# TASK OBJECTIVE
Retype every entry exactly, character for character.

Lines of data
____
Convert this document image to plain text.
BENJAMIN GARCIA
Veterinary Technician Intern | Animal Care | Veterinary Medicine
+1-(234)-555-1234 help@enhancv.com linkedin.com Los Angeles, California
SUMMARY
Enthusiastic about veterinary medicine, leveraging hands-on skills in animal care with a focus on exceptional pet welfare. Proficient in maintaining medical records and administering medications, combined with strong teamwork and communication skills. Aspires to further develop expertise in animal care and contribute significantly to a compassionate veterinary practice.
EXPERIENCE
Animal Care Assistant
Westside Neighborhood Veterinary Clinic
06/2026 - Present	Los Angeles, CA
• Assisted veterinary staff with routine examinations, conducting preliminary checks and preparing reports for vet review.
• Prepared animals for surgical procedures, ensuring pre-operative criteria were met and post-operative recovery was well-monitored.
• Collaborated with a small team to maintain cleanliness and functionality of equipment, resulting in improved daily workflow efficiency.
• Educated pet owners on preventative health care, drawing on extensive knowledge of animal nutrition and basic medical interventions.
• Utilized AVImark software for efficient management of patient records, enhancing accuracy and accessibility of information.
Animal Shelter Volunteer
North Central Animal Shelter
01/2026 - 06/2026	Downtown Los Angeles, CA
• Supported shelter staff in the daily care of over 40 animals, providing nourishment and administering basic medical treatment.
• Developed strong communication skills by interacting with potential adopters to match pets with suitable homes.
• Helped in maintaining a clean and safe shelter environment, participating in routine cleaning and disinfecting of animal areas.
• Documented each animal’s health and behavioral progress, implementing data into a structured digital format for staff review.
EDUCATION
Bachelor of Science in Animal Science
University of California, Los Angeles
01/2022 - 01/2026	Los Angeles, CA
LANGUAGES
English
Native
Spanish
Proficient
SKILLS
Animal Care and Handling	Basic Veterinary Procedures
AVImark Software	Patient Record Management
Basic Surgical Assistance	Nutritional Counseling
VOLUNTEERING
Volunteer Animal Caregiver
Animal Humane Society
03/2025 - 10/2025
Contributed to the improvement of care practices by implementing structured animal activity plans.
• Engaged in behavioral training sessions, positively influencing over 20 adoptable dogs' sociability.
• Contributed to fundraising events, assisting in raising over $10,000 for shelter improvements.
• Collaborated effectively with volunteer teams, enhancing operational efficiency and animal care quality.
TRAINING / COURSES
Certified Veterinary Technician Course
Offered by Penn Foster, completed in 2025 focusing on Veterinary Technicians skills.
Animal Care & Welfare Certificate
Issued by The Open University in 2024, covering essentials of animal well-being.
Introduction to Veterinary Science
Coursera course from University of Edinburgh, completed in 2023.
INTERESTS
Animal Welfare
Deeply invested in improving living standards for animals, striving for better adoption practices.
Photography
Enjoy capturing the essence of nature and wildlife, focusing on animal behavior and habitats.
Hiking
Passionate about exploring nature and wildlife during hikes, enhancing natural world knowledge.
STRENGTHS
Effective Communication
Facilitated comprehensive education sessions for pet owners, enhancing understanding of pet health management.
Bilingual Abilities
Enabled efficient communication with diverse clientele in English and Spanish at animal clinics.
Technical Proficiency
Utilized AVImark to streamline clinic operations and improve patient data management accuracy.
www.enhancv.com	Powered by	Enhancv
____
# RESULT BELOW
Convert this document image to plain text.
BENJAMIN GARCIA
Veterinary Technician Intern | Animal Care | Veterinary Medicine
+1-(234)-555-1234 help@enhancv.com linkedin.com Los Angeles, California
SUMMARY
Enthusiastic about veterinary medicine, leveraging hands-on skills in animal care with a focus on exceptional pet welfare. Proficient in maintaining medical records and administering medications, combined with strong teamwork and communication skills. Aspires to further develop expertise in animal care and contribute significantly to a compassionate veterinary practice.
EXPERIENCE
Animal Care Assistant
Westside Neighborhood Veterinary Clinic
06/2026 - Present	Los Angeles, CA
• Assisted veterinary staff with routine examinations, conducting preliminary checks and preparing reports for vet review.
• Prepared animals for surgical procedures, ensuring pre-operative criteria were met and post-operative recovery was well-monitored.
• Collaborated with a small team to maintain cleanliness and functionality of equipment, resulting in improved daily workflow efficiency.
• Educated pet owners on preventative health care, drawing on extensive knowledge of animal nutrition and basic medical interventions.
• Utilized AVImark software for efficient management of patient records, enhancing accuracy and accessibility of information.
Animal Shelter Volunteer
North Central Animal Shelter
01/2026 - 06/2026	Downtown Los Angeles, CA
• Supported shelter staff in the daily care of over 40 animals, providing nourishment and administering basic medical treatment.
• Developed strong communication skills by interacting with potential adopters to match pets with suitable homes.
• Helped in maintaining a clean and safe shelter environment, participating in routine cleaning and disinfecting of animal areas.
• Documented each animal’s health and behavioral progress, implementing data into a structured digital format for staff review.
EDUCATION
Bachelor of Science in Animal Science
University of California, Los Angeles
01/2022 - 01/2026	Los Angeles, CA
LANGUAGES
English
Native
Spanish
Proficient
SKILLS
Animal Care and Handling	Basic Veterinary Procedures
AVImark Software	Patient Record Management
Basic Surgical Assistance	Nutritional Counseling
VOLUNTEERING
Volunteer Animal Caregiver
Animal Humane Society
03/2025 - 10/2025
Contributed to the improvement of care practices by implementing structured animal activity plans.
• Engaged in behavioral training sessions, positively influencing over 20 adoptable dogs' sociability.
• Contributed to fundraising events, assisting in raising over $10,000 for shelter improvements.
• Collaborated effectively with volunteer teams, enhancing operational efficiency and animal care quality.
TRAINING / COURSES
Certified Veterinary Technician Course
Offered by Penn Foster, completed in 2025 focusing on Veterinary Technicians skills.
Animal Care & Welfare Certificate
Issued by The Open University in 2024, covering essentials of animal well-being.
Introduction to Veterinary Science
Coursera course from University of Edinburgh, completed in 2023.
INTERESTS
Animal Welfare
Deeply invested in improving living standards for animals, striving for better adoption practices.
Photography
Enjoy capturing the essence of nature and wildlife, focusing on animal behavior and habitats.
Hiking
Passionate about exploring nature and wildlife during hikes, enhancing natural world knowledge.
STRENGTHS
Effective Communication
Facilitated comprehensive education sessions for pet owners, enhancing understanding of pet health management.
Bilingual Abilities
Enabled efficient communication with diverse clientele in English and Spanish at animal clinics.
Technical Proficiency
Utilized AVImark to streamline clinic operations and improve patient data management accuracy.
www.enhancv.com	Powered by	Enhancv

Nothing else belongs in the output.